Tareas pendientes »
A: Según el texto sobre el impuesto rosa, ¿de cuánto fue el sobreprecio que detectó la Profeco en 2019 en algunos productos?
B: Reproduce del texto sobre el impuesto rosa el pasaje que empieza en las palabras "El impuesto rosa, o" y termina después de "dirigidos a ellas.".

Texto de lectura »
◆ ◆ ◆ ◆

Pink tax, ¿de cuál le doy, señorita? Del rosa, porque es más caro

“Ni machismo ni feminismo, igualdad” “Exageradas” “Somos todos iguales” son algunas de las frases más recurrentes para ocultar algo que tendría que parecer obvio, pero no lo es: la desigualdad de género. Una desigualdad que se exhibe en los precios de los aparadores de los supermercados.

 

 

Las mujeres, por el simple hecho de serlo, también deben gastar más. Dejemos a un lado los productos de higiene femenina como las toallas femeninas que suelen ser exclusivos y tomemos ejemplos que pueden ser aplicados para ambos sexos. Aquí es donde aparece el impuesto rosa.

 

 

El impuesto rosa, o pink tax para más caché, no es como tal un impuesto sino un sobreprecio aplicado por estrategias mercadológicas. Básicamente se aplica cuando el precio de un producto que va dirigido a niñas y mujeres es mayor comparado con el costo del de los niños y hombres.

 

 

¿Te suena muy loco? Bueno, eso existe. Algunos productos como ropa, cuidado personal e higiene tienen un costo más elevado por el hecho de estar dirigidos a ellas.

 

 

Se podrá decir que se debe a que las marcas invierten más en la presentación de sus productos, empaque, diseño y publicidad, por el hecho de ir dirigidos a la mujer, pero lo cierto es que la utilidad de estos es la misma.

 

 

En 2019, la Procuraduría Federal del Consumidor (Profeco) lanzó un comparativo de precios en el que detectó un sobreprecio de casi 20% en algunos productos. Aquí te damos algunos ejemplos.

 

 

Rastrillo Gillette desechable Presto Barba:                          $40.24

El mismo que el de arriba, pero en rosa:                              $47.17

 

 

Ropa interior desechable Tena 10 piezas:                             $126.03

El mismo pañal para adulto, pero para mujer                    $145.30

 

 

Tinte al agua permanente para caballero LÉlite:                 $113.83

El mismo tinte, pero para dama:                                          $122.67

 

 

¿Cómo le paramos a este pink tax?

 

Si bien hay productos con características específicas para cada sexo, algunos solo difieren en el color de la etiqueta o el personaje que puede acompañar la marca.

 

 

La Profeco te da algunas recomendaciones:

 

 

* Compara precios.

 

* Identifica los productos para la mujer.

 

* Compra en oferta o al mayoreo.

 

* En el caso de los productos para bebés o niños, considera la adquisición de artículos neutros.

 

* Si los productos son iguales y solo cambia el precio por el color rosa, considera la posibilidad de comprar la versión neutra.

 

* Ciertamente hay muchos productos que no pueden ser reemplazados por las versiones masculinas, bríndale la oportunidad a otra opción, puede resultar mejor y hasta de menor precio.

◆ ◆ ◆ ◆

Datos de comprensión de documentos:
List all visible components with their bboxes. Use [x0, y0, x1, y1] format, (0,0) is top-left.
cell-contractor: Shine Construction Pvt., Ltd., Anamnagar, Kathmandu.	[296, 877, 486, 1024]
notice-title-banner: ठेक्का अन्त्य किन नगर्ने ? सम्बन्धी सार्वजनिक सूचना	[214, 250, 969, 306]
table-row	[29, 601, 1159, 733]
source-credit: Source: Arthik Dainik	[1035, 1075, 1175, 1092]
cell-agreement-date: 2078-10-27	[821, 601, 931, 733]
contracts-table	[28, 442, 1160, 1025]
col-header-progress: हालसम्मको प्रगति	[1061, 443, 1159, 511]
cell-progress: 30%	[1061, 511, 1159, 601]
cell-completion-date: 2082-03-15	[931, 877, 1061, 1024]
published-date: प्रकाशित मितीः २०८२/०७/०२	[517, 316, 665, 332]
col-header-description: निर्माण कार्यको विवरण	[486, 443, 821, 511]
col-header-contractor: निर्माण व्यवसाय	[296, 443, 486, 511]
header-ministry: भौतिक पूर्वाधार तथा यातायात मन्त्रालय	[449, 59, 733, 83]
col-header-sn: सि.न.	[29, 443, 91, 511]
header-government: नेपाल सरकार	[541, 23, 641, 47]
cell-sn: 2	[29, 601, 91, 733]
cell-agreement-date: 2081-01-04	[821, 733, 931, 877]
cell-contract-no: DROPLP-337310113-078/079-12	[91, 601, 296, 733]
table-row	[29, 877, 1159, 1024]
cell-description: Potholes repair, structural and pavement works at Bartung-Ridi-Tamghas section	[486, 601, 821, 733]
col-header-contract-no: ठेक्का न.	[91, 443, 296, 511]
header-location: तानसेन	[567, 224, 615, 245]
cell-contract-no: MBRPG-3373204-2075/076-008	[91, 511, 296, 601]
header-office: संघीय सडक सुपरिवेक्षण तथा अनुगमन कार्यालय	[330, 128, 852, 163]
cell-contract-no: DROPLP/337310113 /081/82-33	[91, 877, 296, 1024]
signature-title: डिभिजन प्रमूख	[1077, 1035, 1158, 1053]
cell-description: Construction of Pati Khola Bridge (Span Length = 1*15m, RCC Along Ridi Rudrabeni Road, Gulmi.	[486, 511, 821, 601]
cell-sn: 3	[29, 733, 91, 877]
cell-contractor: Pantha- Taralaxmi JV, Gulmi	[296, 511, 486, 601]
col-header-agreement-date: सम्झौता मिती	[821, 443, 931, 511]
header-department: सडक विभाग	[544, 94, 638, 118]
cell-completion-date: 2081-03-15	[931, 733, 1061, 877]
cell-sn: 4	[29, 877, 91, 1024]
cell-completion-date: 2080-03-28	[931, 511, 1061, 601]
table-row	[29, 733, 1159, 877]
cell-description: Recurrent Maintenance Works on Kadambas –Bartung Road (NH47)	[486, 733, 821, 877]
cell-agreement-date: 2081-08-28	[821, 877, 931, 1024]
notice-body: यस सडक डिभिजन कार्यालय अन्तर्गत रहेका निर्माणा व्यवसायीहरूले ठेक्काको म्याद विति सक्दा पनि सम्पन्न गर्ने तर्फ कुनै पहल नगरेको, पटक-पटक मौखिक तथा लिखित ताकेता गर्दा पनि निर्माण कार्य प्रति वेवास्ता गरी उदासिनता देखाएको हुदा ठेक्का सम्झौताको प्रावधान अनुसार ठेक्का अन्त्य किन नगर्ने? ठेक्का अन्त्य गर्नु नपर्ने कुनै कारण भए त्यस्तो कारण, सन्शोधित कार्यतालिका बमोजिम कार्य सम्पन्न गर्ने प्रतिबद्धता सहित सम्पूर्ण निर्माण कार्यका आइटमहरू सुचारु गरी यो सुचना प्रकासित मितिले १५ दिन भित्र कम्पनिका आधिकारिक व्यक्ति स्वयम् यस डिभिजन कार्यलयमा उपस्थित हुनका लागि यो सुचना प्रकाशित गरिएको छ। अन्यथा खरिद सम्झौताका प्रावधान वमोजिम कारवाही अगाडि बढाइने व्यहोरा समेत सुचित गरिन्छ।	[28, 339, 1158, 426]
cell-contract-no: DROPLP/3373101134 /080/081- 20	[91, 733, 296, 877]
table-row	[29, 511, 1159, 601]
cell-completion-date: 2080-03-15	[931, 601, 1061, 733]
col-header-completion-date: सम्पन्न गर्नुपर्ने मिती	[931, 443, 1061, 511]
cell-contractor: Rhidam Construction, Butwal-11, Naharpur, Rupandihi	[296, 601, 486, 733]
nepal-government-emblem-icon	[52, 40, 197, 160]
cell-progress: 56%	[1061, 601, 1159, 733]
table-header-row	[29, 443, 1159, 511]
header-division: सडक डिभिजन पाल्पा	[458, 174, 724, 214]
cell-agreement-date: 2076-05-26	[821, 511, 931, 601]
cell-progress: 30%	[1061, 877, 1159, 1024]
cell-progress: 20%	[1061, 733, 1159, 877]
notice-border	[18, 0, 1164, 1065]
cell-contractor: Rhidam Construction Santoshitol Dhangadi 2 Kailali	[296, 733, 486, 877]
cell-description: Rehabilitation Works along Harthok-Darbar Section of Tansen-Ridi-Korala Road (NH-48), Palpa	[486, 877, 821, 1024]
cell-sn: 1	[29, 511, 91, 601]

◆ ◆ ◆ ◆

Respuestas »
A: De casi 20%.

B:
El impuesto rosa, o pink tax para más caché, no es como tal un impuesto sino un sobreprecio aplicado por estrategias mercadológicas. Básicamente se aplica cuando el precio de un producto que va dirigido a niñas y mujeres es mayor comparado con el costo del de los niños y hombres.

 

 

¿Te suena muy loco? Bueno, eso existe. Algunos productos como ropa, cuidado personal e higiene tienen un costo más elevado por el hecho de estar dirigidos a ellas.